Work to be completed: Identify the lines that contain the string "profit", then copy each of them.

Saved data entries
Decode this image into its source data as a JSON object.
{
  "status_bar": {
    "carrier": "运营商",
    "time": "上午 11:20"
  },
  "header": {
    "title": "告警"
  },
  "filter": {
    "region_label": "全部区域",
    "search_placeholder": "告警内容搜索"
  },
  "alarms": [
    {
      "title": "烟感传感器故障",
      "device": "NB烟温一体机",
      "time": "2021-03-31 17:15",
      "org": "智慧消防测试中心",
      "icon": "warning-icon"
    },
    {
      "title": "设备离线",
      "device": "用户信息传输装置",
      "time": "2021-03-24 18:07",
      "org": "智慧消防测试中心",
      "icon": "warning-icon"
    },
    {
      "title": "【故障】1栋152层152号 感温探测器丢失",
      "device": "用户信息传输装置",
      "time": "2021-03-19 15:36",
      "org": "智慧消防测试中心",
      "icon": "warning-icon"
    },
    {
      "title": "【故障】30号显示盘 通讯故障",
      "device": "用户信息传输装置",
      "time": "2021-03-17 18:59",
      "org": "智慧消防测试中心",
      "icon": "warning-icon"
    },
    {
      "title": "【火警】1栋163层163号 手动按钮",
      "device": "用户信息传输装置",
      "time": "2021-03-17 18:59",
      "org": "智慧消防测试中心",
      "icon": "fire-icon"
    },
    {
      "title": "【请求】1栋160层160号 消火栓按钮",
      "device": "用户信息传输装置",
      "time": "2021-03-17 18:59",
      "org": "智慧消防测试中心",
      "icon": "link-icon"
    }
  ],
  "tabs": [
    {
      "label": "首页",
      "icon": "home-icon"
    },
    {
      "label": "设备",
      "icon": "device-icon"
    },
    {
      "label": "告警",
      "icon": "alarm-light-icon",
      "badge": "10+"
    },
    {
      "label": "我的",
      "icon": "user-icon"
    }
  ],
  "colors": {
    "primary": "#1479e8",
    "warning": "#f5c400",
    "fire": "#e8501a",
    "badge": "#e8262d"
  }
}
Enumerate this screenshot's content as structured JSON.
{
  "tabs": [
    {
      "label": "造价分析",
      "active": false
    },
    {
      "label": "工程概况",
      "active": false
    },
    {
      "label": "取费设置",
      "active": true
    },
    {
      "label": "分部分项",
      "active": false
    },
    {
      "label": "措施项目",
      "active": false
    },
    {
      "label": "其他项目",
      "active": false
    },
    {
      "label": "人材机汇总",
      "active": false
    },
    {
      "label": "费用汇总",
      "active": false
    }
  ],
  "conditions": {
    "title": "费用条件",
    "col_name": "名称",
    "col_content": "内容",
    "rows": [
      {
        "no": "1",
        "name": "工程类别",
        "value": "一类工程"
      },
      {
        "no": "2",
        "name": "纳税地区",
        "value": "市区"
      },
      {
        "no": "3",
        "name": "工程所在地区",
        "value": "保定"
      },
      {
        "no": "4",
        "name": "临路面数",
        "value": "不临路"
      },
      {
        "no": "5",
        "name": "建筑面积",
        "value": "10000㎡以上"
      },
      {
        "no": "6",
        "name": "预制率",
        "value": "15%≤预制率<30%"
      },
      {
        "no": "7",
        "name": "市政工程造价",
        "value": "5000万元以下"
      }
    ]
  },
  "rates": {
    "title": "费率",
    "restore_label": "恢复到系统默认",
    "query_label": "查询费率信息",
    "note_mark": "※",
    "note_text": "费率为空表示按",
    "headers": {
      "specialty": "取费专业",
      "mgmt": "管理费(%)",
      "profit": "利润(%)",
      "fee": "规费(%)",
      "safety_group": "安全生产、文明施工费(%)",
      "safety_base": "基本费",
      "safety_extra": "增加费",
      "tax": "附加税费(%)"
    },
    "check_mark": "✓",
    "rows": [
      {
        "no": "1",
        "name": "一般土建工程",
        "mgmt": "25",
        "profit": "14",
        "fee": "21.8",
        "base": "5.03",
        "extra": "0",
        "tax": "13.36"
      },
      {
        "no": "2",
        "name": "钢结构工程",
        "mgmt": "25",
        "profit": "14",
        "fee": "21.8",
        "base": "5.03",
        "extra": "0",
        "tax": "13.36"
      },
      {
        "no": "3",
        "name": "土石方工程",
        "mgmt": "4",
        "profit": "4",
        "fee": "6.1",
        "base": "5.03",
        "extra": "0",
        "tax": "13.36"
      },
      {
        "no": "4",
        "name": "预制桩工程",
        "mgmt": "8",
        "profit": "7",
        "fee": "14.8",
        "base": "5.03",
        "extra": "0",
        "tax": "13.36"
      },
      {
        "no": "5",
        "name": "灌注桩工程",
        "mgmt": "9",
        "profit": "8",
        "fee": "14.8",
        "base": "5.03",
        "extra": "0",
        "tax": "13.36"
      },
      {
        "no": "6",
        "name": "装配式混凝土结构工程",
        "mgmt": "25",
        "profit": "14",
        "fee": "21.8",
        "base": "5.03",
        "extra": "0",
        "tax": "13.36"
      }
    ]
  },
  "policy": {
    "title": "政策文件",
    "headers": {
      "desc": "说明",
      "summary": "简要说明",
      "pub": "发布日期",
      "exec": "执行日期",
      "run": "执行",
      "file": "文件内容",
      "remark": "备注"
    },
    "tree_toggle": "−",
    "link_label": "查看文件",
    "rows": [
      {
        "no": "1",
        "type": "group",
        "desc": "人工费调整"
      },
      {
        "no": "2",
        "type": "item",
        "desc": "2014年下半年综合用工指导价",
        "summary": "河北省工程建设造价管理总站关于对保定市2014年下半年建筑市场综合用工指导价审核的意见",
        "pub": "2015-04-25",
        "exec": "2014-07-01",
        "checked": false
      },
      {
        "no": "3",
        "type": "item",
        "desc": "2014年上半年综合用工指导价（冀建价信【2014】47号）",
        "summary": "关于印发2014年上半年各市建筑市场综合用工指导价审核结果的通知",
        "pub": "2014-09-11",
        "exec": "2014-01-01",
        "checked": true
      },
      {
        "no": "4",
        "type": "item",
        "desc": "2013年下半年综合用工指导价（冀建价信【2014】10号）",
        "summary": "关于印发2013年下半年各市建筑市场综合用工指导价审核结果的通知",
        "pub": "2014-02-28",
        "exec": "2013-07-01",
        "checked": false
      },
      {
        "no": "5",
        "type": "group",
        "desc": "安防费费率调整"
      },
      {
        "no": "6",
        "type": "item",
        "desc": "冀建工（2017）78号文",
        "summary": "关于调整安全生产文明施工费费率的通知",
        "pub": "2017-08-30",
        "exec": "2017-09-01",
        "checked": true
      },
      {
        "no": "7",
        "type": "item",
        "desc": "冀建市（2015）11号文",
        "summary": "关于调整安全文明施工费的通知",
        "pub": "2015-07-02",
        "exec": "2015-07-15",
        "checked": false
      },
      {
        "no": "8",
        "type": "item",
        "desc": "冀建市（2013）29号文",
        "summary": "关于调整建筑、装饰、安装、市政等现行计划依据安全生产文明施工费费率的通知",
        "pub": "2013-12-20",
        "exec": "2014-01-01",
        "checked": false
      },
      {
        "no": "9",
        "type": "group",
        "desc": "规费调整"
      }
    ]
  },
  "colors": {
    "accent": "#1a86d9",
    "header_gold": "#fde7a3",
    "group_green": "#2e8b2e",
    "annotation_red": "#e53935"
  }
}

---

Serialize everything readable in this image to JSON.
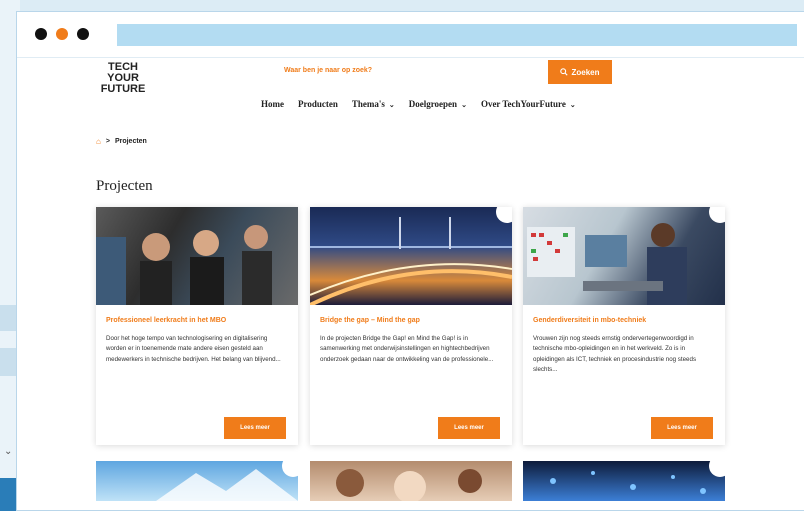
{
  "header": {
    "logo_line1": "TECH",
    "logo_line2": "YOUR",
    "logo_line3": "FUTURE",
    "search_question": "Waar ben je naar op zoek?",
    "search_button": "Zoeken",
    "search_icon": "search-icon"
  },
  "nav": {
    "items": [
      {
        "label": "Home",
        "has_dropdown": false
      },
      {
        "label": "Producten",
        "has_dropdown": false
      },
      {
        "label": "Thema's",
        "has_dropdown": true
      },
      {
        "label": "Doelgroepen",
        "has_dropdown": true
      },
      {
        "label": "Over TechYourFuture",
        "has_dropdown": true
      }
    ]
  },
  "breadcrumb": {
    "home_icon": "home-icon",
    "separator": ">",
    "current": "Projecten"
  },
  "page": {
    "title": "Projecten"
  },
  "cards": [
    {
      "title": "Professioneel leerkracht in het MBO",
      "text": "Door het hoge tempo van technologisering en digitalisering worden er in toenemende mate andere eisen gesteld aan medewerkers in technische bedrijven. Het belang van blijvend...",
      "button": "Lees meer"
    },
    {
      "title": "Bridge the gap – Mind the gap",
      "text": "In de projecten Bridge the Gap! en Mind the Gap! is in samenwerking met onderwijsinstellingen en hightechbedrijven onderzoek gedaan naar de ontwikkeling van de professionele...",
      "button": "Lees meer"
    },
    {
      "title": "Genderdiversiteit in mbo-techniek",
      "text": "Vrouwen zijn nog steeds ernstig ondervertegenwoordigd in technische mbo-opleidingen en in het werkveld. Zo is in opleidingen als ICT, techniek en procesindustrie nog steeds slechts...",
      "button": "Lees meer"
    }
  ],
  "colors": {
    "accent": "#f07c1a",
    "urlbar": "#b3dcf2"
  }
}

Task response:
      "profit": "利润(%)",
        "profit": "14",
        "profit": "14",
        "profit": "4",
        "profit": "7",
        "profit": "8",
        "profit": "14",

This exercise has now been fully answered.